§ **TEXT EXCERPT**:
Re: Beam's recent community development work

Thanks for sharing, really nice post. I've learned a lot.

I think this can be a good example for incubating project like Dubbo,
which is facing the same issue here: not enough committer to review
the issue report and pull request.


On Sat, Jun 30, 2018 at 2:15 PM, Kenneth Knowles <kl...@google.com.invalid> wrote:
> Hi all,
>
> The ASF board suggested that we (Beam) share some of what we've been doing
> for community development with dev@community.apache.org and
> members@apache.org. So here is a long description. I have included
> dev@beam.apache.org because it is the subject, really, and this is & should
> be all public knowledge.
>
> We would love feedback! We based a lot of this on reading the community
> project site, and probably could have learned even more with more study.
>
> # Background
>
> We face two problems in our contributor/committer-base:
>
> 1. Not enough committers to review all the code being contributed, in part
> due to recent departure of a few committers
> 2. We want our contributor-base (hence committer-base) to be more spread
> across companies and backgrounds, for the usual Apache reasons. Our user
> base is not active and varied enough to make this automatic. One solution
> is to make the right software to get a varied user base, but that is a
> different thread :-) so instead we have to work hard to build our community
> around the software we have.
>
> # What we did
>
> ## Committer guidelines
>
> We published committer guidelines [1] for transparency and as an
> invitation. We start by emphasizing that there are many kinds of
> contributions, not just code (we have committers from community
> development, tech writing, training, etc). Then we have three aspects:
>
> 1. ASF code of conduct
> 2. ASF committer responsibilities
> 3. Beam-specific committer responsibilities
>
> The best way to understand is to follow the link at the bottom of this
> email. The important part is that you shouldn't be proposing a committer
> for other reasons, and you shouldn't be blocking a committer for other
> reasons.
>
> ## Instead of just "[DISCUSS] Potential committer XYZ" we discuss every
> layer
>
> Gris (CC'd) outlined this: people go through these phases of relationship
> with our project:
>
> 1. aware of it
> 2. interested in it / checking it out
> 3. using it for real
> 4. first-time contributor
> 5. repeat contributor
> 6. committer
> 7. PMC
>
> As soon as we notice someone, like a user asking really deep questions, we
> invite discussion on private@ on how we can move them to the next level of
> engagement.

§ **TASKS FOR THIS EXERCISE**:
1. Can you return the passage of the email on Beam's community development work that opens with the words containing "I think this" and closes with "and pull request."?
2. How would this sentence from the email on Beam's community development work read in Spanish: "We based a lot of this on reading the community project site, and probably could have learned even more with more study."
Nothing here requires the records.

(Element and region data)
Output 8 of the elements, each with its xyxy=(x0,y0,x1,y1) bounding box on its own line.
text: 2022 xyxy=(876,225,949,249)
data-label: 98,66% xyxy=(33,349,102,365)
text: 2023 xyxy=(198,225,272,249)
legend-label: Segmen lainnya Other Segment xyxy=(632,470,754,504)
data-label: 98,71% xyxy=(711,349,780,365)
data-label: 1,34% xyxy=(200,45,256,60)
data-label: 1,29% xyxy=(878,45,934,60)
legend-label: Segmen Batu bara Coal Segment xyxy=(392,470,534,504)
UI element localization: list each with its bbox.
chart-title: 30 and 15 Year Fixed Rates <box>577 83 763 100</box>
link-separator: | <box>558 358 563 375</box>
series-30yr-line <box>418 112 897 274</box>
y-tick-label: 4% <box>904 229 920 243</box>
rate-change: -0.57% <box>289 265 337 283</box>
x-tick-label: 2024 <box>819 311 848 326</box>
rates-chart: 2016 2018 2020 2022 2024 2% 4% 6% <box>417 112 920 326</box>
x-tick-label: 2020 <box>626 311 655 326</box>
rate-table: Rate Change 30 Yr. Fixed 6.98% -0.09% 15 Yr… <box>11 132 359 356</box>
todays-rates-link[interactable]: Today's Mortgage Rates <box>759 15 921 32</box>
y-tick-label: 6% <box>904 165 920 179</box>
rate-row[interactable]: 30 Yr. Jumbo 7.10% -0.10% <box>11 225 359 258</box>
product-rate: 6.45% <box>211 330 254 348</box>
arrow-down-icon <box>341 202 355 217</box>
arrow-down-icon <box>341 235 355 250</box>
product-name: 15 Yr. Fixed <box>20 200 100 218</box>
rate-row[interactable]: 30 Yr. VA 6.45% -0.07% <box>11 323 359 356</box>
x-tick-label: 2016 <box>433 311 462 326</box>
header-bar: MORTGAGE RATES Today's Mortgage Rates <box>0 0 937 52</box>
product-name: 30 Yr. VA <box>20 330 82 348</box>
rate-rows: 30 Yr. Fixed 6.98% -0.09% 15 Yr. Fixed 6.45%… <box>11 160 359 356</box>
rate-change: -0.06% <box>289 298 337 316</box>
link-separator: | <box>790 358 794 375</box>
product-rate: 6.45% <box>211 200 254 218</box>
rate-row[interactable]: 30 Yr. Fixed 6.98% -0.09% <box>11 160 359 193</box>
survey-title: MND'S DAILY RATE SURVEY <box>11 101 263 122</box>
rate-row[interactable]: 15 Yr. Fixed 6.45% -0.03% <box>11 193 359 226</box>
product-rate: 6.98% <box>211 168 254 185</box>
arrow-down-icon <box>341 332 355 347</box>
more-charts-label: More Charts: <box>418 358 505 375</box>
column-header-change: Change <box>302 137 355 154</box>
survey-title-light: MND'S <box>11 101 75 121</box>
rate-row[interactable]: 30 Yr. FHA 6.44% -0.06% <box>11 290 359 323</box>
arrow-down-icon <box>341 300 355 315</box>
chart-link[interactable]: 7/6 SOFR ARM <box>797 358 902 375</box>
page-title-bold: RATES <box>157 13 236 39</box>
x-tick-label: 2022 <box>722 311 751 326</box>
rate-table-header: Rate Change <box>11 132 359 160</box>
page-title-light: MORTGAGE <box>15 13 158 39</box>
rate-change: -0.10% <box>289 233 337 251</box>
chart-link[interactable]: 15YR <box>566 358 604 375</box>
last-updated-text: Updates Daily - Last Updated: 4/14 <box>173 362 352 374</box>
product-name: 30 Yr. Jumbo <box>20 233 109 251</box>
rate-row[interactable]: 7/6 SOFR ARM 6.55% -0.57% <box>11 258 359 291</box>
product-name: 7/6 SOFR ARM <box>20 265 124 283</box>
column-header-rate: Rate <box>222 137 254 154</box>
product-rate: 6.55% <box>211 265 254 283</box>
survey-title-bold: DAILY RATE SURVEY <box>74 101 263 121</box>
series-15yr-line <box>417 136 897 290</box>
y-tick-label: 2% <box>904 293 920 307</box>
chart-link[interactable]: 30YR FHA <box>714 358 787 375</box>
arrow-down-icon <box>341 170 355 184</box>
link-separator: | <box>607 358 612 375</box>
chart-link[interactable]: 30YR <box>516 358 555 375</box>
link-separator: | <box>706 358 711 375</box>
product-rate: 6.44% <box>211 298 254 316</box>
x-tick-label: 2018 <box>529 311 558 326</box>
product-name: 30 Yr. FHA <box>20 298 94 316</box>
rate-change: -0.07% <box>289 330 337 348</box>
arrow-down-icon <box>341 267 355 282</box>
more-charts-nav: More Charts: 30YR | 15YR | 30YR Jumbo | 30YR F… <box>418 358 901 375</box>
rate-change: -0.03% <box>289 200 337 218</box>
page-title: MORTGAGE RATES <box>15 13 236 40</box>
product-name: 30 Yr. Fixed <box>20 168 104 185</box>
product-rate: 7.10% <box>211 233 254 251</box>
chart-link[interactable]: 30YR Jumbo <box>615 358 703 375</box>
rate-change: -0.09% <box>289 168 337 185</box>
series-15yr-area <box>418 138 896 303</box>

§ **TASK SOLUTIONS**:
1.
I think this can be a good example for incubating project like Dubbo,
which is facing the same issue here: not enough committer to review
the issue report and pull request.

2. Basamos gran parte de esto en la lectura del sitio del proyecto de la comunidad, y probablemente podríamos haber aprendido aún más con más estudio.